Requirement |
Write the material out again exactly as it stands.

#### Entries ####

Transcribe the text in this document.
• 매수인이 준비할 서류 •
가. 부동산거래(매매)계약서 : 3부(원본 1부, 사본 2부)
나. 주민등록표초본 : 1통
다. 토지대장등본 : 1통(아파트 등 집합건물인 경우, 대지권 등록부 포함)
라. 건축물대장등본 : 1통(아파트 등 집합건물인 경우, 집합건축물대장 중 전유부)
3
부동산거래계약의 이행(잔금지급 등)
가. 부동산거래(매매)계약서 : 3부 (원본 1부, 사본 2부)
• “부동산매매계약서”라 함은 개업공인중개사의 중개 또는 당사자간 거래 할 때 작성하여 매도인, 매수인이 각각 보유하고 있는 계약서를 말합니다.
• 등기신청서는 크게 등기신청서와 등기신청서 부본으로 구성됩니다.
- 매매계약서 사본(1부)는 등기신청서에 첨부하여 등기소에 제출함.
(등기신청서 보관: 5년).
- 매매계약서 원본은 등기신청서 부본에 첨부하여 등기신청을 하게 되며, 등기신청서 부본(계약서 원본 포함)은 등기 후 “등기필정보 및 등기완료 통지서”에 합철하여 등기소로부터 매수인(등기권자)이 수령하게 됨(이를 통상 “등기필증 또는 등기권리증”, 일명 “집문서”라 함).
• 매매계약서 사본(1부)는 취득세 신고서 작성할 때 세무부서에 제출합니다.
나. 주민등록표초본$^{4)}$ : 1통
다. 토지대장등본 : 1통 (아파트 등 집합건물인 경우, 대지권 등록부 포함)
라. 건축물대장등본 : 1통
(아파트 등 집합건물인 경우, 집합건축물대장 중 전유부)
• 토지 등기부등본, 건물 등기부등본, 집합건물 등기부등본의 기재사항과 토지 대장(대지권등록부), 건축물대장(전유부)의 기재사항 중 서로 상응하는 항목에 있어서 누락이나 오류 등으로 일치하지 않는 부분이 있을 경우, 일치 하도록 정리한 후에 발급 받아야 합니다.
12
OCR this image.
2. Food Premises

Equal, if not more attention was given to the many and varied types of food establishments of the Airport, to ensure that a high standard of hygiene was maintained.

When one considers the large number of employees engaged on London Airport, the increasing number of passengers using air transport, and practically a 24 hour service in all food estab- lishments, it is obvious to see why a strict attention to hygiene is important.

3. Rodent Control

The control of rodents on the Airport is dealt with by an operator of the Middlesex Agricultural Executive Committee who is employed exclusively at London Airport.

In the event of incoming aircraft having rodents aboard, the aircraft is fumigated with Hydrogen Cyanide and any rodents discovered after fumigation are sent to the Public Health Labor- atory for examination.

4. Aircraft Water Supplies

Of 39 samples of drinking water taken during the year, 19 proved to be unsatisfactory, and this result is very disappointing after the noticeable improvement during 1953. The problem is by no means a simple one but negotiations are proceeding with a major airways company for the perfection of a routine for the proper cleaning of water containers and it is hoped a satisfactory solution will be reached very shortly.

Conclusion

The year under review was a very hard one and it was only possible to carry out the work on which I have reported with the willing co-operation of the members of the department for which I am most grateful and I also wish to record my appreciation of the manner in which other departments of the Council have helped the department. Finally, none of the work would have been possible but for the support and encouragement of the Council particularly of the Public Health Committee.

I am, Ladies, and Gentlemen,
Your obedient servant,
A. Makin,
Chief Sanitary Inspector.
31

####

Task answer |
Transcribe the text in this document.
• 매수인이 준비할 서류 •
가. 부동산거래(매매)계약서 : 3부(원본 1부, 사본 2부)
나. 주민등록표초본 : 1통
다. 토지대장등본 : 1통(아파트 등 집합건물인 경우, 대지권 등록부 포함)
라. 건축물대장등본 : 1통(아파트 등 집합건물인 경우, 집합건축물대장 중 전유부)
3
부동산거래계약의 이행(잔금지급 등)
가. 부동산거래(매매)계약서 : 3부 (원본 1부, 사본 2부)
• “부동산매매계약서”라 함은 개업공인중개사의 중개 또는 당사자간 거래 할 때 작성하여 매도인, 매수인이 각각 보유하고 있는 계약서를 말합니다.
• 등기신청서는 크게 등기신청서와 등기신청서 부본으로 구성됩니다.
- 매매계약서 사본(1부)는 등기신청서에 첨부하여 등기소에 제출함.
(등기신청서 보관: 5년).
- 매매계약서 원본은 등기신청서 부본에 첨부하여 등기신청을 하게 되며, 등기신청서 부본(계약서 원본 포함)은 등기 후 “등기필정보 및 등기완료 통지서”에 합철하여 등기소로부터 매수인(등기권자)이 수령하게 됨(이를 통상 “등기필증 또는 등기권리증”, 일명 “집문서”라 함).
• 매매계약서 사본(1부)는 취득세 신고서 작성할 때 세무부서에 제출합니다.
나. 주민등록표초본$^{4)}$ : 1통
다. 토지대장등본 : 1통 (아파트 등 집합건물인 경우, 대지권 등록부 포함)
라. 건축물대장등본 : 1통
(아파트 등 집합건물인 경우, 집합건축물대장 중 전유부)
• 토지 등기부등본, 건물 등기부등본, 집합건물 등기부등본의 기재사항과 토지 대장(대지권등록부), 건축물대장(전유부)의 기재사항 중 서로 상응하는 항목에 있어서 누락이나 오류 등으로 일치하지 않는 부분이 있을 경우, 일치 하도록 정리한 후에 발급 받아야 합니다.
12
OCR this image.
2. Food Premises

Equal, if not more attention was given to the many and varied types of food establishments of the Airport, to ensure that a high standard of hygiene was maintained.

When one considers the large number of employees engaged on London Airport, the increasing number of passengers using air transport, and practically a 24 hour service in all food estab- lishments, it is obvious to see why a strict attention to hygiene is important.

3. Rodent Control

The control of rodents on the Airport is dealt with by an operator of the Middlesex Agricultural Executive Committee who is employed exclusively at London Airport.

In the event of incoming aircraft having rodents aboard, the aircraft is fumigated with Hydrogen Cyanide and any rodents discovered after fumigation are sent to the Public Health Labor- atory for examination.

4. Aircraft Water Supplies

Of 39 samples of drinking water taken during the year, 19 proved to be unsatisfactory, and this result is very disappointing after the noticeable improvement during 1953. The problem is by no means a simple one but negotiations are proceeding with a major airways company for the perfection of a routine for the proper cleaning of water containers and it is hoped a satisfactory solution will be reached very shortly.

Conclusion

The year under review was a very hard one and it was only possible to carry out the work on which I have reported with the willing co-operation of the members of the department for which I am most grateful and I also wish to record my appreciation of the manner in which other departments of the Council have helped the department. Finally, none of the work would have been possible but for the support and encouragement of the Council particularly of the Public Health Committee.

I am, Ladies, and Gentlemen,
Your obedient servant,
A. Makin,
Chief Sanitary Inspector.
31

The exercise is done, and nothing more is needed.